◆ **To be done**
Copy out every line exactly as given.
==== Exercise materials
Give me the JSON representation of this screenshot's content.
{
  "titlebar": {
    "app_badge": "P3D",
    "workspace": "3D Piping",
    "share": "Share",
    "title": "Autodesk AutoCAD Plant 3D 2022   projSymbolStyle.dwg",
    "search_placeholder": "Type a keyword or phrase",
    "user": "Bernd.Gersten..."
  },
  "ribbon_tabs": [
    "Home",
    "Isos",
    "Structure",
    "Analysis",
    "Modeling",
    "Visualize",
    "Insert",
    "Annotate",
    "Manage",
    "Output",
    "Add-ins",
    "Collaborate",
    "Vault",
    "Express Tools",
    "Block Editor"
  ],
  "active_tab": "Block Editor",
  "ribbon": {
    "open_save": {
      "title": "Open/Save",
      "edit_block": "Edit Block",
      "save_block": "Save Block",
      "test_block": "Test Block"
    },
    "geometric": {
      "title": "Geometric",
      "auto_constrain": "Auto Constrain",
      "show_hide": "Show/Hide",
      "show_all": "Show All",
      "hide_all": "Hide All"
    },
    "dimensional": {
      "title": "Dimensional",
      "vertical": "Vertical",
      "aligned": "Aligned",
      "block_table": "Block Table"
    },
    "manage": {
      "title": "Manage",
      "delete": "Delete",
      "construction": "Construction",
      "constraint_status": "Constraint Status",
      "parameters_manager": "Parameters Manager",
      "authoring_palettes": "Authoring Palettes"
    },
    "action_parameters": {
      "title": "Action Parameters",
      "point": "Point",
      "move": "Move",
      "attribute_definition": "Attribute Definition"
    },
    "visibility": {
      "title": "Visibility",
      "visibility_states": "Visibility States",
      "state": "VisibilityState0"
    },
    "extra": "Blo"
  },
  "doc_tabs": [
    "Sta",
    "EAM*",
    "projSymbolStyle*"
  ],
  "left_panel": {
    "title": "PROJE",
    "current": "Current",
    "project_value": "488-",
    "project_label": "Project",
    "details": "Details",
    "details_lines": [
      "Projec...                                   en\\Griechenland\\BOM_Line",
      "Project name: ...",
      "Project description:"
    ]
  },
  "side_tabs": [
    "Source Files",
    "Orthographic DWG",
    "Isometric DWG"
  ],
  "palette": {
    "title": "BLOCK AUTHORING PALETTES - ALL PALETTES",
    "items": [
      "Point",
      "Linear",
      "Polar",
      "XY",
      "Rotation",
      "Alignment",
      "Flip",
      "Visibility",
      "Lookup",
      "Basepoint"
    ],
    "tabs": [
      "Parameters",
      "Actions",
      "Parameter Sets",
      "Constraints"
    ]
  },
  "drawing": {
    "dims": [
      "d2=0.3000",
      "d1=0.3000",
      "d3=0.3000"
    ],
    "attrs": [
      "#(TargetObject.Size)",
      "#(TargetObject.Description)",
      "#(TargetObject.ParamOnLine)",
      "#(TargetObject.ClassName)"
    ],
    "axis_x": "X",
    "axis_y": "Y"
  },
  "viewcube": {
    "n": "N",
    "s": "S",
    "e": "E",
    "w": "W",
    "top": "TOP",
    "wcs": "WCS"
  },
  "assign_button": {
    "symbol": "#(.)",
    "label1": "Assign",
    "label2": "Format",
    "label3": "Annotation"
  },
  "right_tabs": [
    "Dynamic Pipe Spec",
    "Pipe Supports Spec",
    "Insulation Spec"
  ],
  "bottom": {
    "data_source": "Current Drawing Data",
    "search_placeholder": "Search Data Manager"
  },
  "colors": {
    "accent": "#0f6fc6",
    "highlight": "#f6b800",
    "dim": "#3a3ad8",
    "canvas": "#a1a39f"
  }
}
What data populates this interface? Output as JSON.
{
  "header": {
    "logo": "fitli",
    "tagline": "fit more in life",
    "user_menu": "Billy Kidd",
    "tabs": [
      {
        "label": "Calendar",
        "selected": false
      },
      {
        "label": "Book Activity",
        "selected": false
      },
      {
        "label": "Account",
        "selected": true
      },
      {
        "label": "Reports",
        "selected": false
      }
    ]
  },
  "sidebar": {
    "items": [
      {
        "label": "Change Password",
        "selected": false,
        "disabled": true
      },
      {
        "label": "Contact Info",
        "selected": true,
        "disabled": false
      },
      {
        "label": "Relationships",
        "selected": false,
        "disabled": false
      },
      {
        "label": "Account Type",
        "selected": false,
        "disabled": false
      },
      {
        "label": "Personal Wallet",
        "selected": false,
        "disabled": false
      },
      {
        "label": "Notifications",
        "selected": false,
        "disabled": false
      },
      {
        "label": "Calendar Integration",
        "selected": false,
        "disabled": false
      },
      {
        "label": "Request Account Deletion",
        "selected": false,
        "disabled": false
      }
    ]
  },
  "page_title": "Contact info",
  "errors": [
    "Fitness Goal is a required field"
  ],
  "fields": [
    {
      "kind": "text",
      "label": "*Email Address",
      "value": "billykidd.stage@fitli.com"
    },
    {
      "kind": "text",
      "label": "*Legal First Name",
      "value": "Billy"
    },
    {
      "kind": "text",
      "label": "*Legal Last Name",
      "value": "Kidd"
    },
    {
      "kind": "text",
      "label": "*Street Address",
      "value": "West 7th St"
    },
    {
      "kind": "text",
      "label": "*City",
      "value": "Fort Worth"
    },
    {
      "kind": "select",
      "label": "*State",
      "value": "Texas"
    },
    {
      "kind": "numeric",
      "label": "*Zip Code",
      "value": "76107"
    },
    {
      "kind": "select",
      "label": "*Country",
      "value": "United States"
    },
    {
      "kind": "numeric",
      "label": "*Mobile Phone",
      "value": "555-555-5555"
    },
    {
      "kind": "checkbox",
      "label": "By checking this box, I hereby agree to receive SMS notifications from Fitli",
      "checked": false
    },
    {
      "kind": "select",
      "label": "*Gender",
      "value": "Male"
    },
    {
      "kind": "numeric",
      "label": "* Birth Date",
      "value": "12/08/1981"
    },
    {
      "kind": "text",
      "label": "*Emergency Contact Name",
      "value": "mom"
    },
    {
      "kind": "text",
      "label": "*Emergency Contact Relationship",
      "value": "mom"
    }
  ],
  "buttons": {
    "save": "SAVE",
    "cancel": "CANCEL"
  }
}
========
◆ **Exercise result**
Give me the JSON representation of this screenshot's content.
{
  "titlebar": {
    "app_badge": "P3D",
    "workspace": "3D Piping",
    "share": "Share",
    "title": "Autodesk AutoCAD Plant 3D 2022   projSymbolStyle.dwg",
    "search_placeholder": "Type a keyword or phrase",
    "user": "Bernd.Gersten..."
  },
  "ribbon_tabs": [
    "Home",
    "Isos",
    "Structure",
    "Analysis",
    "Modeling",
    "Visualize",
    "Insert",
    "Annotate",
    "Manage",
    "Output",
    "Add-ins",
    "Collaborate",
    "Vault",
    "Express Tools",
    "Block Editor"
  ],
  "active_tab": "Block Editor",
  "ribbon": {
    "open_save": {
      "title": "Open/Save",
      "edit_block": "Edit Block",
      "save_block": "Save Block",
      "test_block": "Test Block"
    },
    "geometric": {
      "title": "Geometric",
      "auto_constrain": "Auto Constrain",
      "show_hide": "Show/Hide",
      "show_all": "Show All",
      "hide_all": "Hide All"
    },
    "dimensional": {
      "title": "Dimensional",
      "vertical": "Vertical",
      "aligned": "Aligned",
      "block_table": "Block Table"
    },
    "manage": {
      "title": "Manage",
      "delete": "Delete",
      "construction": "Construction",
      "constraint_status": "Constraint Status",
      "parameters_manager": "Parameters Manager",
      "authoring_palettes": "Authoring Palettes"
    },
    "action_parameters": {
      "title": "Action Parameters",
      "point": "Point",
      "move": "Move",
      "attribute_definition": "Attribute Definition"
    },
    "visibility": {
      "title": "Visibility",
      "visibility_states": "Visibility States",
      "state": "VisibilityState0"
    },
    "extra": "Blo"
  },
  "doc_tabs": [
    "Sta",
    "EAM*",
    "projSymbolStyle*"
  ],
  "left_panel": {
    "title": "PROJE",
    "current": "Current",
    "project_value": "488-",
    "project_label": "Project",
    "details": "Details",
    "details_lines": [
      "Projec...                                   en\\Griechenland\\BOM_Line",
      "Project name: ...",
      "Project description:"
    ]
  },
  "side_tabs": [
    "Source Files",
    "Orthographic DWG",
    "Isometric DWG"
  ],
  "palette": {
    "title": "BLOCK AUTHORING PALETTES - ALL PALETTES",
    "items": [
      "Point",
      "Linear",
      "Polar",
      "XY",
      "Rotation",
      "Alignment",
      "Flip",
      "Visibility",
      "Lookup",
      "Basepoint"
    ],
    "tabs": [
      "Parameters",
      "Actions",
      "Parameter Sets",
      "Constraints"
    ]
  },
  "drawing": {
    "dims": [
      "d2=0.3000",
      "d1=0.3000",
      "d3=0.3000"
    ],
    "attrs": [
      "#(TargetObject.Size)",
      "#(TargetObject.Description)",
      "#(TargetObject.ParamOnLine)",
      "#(TargetObject.ClassName)"
    ],
    "axis_x": "X",
    "axis_y": "Y"
  },
  "viewcube": {
    "n": "N",
    "s": "S",
    "e": "E",
    "w": "W",
    "top": "TOP",
    "wcs": "WCS"
  },
  "assign_button": {
    "symbol": "#(.)",
    "label1": "Assign",
    "label2": "Format",
    "label3": "Annotation"
  },
  "right_tabs": [
    "Dynamic Pipe Spec",
    "Pipe Supports Spec",
    "Insulation Spec"
  ],
  "bottom": {
    "data_source": "Current Drawing Data",
    "search_placeholder": "Search Data Manager"
  },
  "colors": {
    "accent": "#0f6fc6",
    "highlight": "#f6b800",
    "dim": "#3a3ad8",
    "canvas": "#a1a39f"
  }
}
What data populates this interface? Output as JSON.
{
  "header": {
    "logo": "fitli",
    "tagline": "fit more in life",
    "user_menu": "Billy Kidd",
    "tabs": [
      {
        "label": "Calendar",
        "selected": false
      },
      {
        "label": "Book Activity",
        "selected": false
      },
      {
        "label": "Account",
        "selected": true
      },
      {
        "label": "Reports",
        "selected": false
      }
    ]
  },
  "sidebar": {
    "items": [
      {
        "label": "Change Password",
        "selected": false,
        "disabled": true
      },
      {
        "label": "Contact Info",
        "selected": true,
        "disabled": false
      },
      {
        "label": "Relationships",
        "selected": false,
        "disabled": false
      },
      {
        "label": "Account Type",
        "selected": false,
        "disabled": false
      },
      {
        "label": "Personal Wallet",
        "selected": false,
        "disabled": false
      },
      {
        "label": "Notifications",
        "selected": false,
        "disabled": false
      },
      {
        "label": "Calendar Integration",
        "selected": false,
        "disabled": false
      },
      {
        "label": "Request Account Deletion",
        "selected": false,
        "disabled": false
      }
    ]
  },
  "page_title": "Contact info",
  "errors": [
    "Fitness Goal is a required field"
  ],
  "fields": [
    {
      "kind": "text",
      "label": "*Email Address",
      "value": "billykidd.stage@fitli.com"
    },
    {
      "kind": "text",
      "label": "*Legal First Name",
      "value": "Billy"
    },
    {
      "kind": "text",
      "label": "*Legal Last Name",
      "value": "Kidd"
    },
    {
      "kind": "text",
      "label": "*Street Address",
      "value": "West 7th St"
    },
    {
      "kind": "text",
      "label": "*City",
      "value": "Fort Worth"
    },
    {
      "kind": "select",
      "label": "*State",
      "value": "Texas"
    },
    {
      "kind": "numeric",
      "label": "*Zip Code",
      "value": "76107"
    },
    {
      "kind": "select",
      "label": "*Country",
      "value": "United States"
    },
    {
      "kind": "numeric",
      "label": "*Mobile Phone",
      "value": "555-555-5555"
    },
    {
      "kind": "checkbox",
      "label": "By checking this box, I hereby agree to receive SMS notifications from Fitli",
      "checked": false
    },
    {
      "kind": "select",
      "label": "*Gender",
      "value": "Male"
    },
    {
      "kind": "numeric",
      "label": "* Birth Date",
      "value": "12/08/1981"
    },
    {
      "kind": "text",
      "label": "*Emergency Contact Name",
      "value": "mom"
    },
    {
      "kind": "text",
      "label": "*Emergency Contact Relationship",
      "value": "mom"
    }
  ],
  "buttons": {
    "save": "SAVE",
    "cancel": "CANCEL"
  }
}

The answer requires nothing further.